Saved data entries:

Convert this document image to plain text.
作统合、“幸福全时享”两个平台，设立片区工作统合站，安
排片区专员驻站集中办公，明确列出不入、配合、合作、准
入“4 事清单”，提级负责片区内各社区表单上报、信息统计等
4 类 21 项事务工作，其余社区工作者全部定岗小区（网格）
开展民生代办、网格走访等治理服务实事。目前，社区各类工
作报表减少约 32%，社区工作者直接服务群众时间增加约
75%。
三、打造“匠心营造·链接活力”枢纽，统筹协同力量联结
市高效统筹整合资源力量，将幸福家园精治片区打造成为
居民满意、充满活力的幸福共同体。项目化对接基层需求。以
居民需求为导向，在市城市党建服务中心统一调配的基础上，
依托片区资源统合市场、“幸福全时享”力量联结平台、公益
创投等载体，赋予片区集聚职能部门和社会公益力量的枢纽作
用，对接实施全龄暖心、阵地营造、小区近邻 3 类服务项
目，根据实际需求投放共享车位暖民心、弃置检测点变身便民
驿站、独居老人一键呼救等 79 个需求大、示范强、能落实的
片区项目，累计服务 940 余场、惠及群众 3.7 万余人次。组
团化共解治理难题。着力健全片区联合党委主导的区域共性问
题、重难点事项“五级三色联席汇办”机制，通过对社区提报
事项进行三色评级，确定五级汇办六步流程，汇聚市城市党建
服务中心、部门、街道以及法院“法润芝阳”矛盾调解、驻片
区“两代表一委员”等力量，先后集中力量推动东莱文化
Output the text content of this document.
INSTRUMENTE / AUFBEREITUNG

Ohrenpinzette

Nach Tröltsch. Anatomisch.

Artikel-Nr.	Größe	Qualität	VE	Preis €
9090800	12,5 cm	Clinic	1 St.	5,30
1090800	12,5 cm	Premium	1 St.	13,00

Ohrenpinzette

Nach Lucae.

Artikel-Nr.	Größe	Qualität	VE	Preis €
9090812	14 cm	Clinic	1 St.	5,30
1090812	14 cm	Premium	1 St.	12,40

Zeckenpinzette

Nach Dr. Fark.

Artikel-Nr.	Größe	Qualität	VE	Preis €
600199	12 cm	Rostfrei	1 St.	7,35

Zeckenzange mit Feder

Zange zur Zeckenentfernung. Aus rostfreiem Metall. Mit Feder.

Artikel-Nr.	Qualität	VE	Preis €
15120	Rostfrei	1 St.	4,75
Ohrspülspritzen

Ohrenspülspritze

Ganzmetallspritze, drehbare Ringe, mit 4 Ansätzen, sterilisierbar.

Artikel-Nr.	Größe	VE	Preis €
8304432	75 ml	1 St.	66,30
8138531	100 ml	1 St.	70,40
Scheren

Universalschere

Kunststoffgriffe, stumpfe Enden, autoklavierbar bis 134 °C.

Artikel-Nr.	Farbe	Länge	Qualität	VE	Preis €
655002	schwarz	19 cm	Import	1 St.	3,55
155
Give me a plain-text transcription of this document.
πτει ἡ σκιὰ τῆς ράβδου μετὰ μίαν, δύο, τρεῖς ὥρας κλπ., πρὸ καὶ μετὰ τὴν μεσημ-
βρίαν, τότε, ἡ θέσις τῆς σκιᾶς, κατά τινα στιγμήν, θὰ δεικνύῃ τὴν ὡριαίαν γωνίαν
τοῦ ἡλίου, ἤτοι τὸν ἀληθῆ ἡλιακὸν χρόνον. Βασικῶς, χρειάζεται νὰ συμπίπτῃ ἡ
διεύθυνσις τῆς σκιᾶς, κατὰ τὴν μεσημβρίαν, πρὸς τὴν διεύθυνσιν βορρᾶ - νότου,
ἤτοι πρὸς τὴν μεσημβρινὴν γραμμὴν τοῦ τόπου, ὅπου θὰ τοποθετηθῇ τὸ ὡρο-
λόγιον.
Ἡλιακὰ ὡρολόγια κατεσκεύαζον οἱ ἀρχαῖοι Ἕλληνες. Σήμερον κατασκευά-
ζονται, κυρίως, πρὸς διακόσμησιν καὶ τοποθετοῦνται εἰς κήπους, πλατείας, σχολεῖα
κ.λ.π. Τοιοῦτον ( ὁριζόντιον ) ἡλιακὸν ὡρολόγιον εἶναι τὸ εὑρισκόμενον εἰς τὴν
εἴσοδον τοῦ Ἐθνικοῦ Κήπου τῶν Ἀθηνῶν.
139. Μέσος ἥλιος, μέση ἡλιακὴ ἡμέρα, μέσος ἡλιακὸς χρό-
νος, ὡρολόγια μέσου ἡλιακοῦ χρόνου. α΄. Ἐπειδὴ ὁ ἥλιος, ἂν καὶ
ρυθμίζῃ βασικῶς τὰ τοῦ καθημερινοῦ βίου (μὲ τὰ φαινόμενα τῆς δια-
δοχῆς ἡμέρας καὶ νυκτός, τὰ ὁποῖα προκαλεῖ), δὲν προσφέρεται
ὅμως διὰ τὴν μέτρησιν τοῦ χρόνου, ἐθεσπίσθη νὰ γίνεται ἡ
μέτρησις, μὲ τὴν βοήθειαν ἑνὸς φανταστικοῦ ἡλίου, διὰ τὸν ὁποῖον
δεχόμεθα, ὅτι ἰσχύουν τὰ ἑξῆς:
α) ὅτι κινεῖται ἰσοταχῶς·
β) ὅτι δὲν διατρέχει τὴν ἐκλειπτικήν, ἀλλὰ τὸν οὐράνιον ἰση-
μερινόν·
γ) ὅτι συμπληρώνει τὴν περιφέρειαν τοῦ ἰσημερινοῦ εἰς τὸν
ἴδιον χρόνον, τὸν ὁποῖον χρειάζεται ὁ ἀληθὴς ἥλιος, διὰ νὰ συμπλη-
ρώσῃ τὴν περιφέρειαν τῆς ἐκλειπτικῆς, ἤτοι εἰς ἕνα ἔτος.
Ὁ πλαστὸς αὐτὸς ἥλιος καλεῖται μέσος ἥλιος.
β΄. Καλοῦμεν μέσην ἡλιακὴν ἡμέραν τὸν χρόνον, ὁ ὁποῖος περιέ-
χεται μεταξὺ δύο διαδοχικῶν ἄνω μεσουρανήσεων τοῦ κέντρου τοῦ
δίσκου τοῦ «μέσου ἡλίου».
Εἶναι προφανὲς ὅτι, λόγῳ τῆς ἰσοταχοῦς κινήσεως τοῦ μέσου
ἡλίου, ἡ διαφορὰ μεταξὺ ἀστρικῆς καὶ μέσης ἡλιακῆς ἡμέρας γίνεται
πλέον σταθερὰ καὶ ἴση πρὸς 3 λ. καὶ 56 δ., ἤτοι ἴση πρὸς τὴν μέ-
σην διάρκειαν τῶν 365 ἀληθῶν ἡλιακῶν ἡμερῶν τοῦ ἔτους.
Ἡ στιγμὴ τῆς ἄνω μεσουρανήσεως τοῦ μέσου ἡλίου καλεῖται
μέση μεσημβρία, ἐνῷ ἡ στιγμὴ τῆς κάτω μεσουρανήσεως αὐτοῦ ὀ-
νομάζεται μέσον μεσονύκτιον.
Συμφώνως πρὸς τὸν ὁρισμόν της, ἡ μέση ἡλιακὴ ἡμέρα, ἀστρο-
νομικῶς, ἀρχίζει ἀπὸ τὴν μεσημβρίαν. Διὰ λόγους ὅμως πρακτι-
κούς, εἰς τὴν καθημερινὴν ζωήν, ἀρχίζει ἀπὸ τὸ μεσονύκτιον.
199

**Stated task**. Scan the entries above. Copy each line that has the string "text".

**The response**.
Convert this document image to plain text.
Output the text content of this document.
Give me a plain-text transcription of this document.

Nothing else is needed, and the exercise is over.